GOAL
In the entries that follow, how many lines contain "name"? Answer with the number only.
-- Start of DATA SUPPLIED --
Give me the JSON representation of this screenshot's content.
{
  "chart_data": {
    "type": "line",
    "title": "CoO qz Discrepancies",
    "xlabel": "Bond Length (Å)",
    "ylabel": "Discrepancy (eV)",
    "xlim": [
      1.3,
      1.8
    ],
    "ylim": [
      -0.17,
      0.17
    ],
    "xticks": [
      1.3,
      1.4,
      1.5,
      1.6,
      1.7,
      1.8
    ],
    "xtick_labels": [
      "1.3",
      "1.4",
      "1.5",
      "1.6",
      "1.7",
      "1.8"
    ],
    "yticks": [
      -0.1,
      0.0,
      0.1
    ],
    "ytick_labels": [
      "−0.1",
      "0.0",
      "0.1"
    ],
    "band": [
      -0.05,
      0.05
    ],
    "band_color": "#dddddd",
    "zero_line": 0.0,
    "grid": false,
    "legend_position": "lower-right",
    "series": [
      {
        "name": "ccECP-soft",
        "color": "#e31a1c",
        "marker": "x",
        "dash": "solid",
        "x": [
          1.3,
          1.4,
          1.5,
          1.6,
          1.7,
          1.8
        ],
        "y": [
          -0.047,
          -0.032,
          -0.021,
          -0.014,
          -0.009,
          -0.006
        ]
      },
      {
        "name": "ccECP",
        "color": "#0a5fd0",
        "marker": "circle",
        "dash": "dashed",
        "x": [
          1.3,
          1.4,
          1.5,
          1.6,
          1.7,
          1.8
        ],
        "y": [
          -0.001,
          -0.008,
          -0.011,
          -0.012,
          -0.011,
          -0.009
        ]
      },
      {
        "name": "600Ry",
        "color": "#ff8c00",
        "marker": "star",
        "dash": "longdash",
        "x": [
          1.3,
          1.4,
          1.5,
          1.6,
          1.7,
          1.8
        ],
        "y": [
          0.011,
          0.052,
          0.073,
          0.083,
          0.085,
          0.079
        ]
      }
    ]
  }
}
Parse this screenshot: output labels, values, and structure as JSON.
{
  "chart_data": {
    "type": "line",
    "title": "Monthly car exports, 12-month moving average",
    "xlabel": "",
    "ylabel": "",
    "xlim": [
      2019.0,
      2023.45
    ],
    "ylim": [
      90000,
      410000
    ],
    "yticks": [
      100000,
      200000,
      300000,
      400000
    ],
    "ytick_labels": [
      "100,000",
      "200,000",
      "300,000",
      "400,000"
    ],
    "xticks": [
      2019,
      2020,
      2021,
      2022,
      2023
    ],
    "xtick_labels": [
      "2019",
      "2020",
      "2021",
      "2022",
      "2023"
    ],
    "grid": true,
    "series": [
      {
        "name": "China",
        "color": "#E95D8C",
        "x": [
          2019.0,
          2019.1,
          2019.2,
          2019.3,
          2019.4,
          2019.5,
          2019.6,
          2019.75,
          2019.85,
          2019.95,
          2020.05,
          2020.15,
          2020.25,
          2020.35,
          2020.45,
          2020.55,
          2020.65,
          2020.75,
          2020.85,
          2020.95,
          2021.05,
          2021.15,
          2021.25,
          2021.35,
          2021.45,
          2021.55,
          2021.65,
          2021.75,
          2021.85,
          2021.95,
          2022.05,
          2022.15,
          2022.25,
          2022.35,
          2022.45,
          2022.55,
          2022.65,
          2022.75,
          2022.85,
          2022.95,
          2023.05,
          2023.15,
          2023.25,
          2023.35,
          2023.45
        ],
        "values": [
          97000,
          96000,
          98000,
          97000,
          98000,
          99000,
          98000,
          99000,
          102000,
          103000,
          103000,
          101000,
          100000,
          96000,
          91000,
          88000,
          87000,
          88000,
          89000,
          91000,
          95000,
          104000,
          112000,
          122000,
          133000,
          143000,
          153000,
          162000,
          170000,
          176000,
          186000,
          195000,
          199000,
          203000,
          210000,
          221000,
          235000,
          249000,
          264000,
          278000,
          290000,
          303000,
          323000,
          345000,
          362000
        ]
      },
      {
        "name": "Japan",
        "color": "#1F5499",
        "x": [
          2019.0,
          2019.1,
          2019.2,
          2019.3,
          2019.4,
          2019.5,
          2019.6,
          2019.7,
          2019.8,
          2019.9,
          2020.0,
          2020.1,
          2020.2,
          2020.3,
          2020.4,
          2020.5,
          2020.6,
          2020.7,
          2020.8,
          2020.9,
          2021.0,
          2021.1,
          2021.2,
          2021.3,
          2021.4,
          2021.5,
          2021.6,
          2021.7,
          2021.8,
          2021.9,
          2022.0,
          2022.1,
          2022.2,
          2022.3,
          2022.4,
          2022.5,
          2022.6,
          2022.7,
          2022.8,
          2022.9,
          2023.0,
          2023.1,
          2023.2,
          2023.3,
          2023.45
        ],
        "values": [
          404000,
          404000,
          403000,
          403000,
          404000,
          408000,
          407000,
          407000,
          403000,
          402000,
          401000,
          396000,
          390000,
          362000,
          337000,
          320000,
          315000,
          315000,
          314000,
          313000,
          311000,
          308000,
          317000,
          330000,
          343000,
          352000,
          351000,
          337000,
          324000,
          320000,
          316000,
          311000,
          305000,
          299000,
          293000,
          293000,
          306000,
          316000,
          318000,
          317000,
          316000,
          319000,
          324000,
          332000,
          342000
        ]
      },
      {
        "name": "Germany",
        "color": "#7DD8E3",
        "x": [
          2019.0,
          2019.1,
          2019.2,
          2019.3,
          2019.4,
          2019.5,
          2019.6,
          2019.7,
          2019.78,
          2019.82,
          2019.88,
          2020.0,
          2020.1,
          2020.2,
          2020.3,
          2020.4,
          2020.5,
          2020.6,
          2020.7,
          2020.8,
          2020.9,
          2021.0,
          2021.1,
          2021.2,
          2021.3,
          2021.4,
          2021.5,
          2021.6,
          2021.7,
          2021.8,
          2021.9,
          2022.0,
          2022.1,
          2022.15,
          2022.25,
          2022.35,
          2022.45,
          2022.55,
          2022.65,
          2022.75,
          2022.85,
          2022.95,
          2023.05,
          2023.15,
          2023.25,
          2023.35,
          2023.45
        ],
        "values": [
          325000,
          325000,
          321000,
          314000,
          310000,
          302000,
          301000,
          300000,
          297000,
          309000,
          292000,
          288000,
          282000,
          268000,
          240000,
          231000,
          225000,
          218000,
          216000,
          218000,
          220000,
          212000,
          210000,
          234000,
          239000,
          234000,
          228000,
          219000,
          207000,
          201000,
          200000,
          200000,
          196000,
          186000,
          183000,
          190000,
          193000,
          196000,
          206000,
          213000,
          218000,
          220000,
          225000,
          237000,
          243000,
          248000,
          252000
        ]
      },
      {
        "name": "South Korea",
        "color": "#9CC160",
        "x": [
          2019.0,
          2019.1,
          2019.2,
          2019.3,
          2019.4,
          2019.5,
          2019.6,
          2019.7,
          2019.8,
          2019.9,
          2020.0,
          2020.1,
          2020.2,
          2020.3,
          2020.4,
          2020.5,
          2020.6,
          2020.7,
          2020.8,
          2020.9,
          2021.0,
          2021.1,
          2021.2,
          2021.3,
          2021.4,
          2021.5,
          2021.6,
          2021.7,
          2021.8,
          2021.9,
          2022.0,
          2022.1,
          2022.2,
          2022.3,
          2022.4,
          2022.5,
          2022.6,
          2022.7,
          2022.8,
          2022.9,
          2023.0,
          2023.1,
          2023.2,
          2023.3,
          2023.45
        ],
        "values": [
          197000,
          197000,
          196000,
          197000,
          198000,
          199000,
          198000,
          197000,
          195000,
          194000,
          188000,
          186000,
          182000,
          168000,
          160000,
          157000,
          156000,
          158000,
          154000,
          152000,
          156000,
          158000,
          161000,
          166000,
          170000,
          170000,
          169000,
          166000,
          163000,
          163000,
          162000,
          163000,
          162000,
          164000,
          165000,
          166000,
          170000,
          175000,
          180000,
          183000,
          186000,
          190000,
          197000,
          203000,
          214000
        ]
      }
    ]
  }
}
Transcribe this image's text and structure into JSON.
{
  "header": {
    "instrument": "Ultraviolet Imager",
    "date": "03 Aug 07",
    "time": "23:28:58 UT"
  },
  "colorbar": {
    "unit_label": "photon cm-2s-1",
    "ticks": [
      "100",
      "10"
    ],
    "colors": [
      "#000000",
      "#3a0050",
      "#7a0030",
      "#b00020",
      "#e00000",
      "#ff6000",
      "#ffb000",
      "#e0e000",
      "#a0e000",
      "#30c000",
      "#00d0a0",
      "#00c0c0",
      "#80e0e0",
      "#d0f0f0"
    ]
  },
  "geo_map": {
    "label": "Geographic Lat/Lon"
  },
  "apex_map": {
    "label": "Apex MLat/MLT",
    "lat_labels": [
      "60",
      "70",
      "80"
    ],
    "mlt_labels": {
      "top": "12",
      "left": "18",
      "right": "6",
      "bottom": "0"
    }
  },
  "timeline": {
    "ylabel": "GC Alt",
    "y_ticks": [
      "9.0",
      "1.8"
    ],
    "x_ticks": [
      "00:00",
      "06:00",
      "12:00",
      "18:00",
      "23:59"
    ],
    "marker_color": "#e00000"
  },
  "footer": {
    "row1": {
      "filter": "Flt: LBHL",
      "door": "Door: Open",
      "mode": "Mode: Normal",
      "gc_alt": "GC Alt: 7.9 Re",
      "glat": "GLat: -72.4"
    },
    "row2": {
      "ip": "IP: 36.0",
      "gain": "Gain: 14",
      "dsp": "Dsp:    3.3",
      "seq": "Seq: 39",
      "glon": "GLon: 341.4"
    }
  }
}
-- End of DATA SUPPLIED --
OUTPUT
7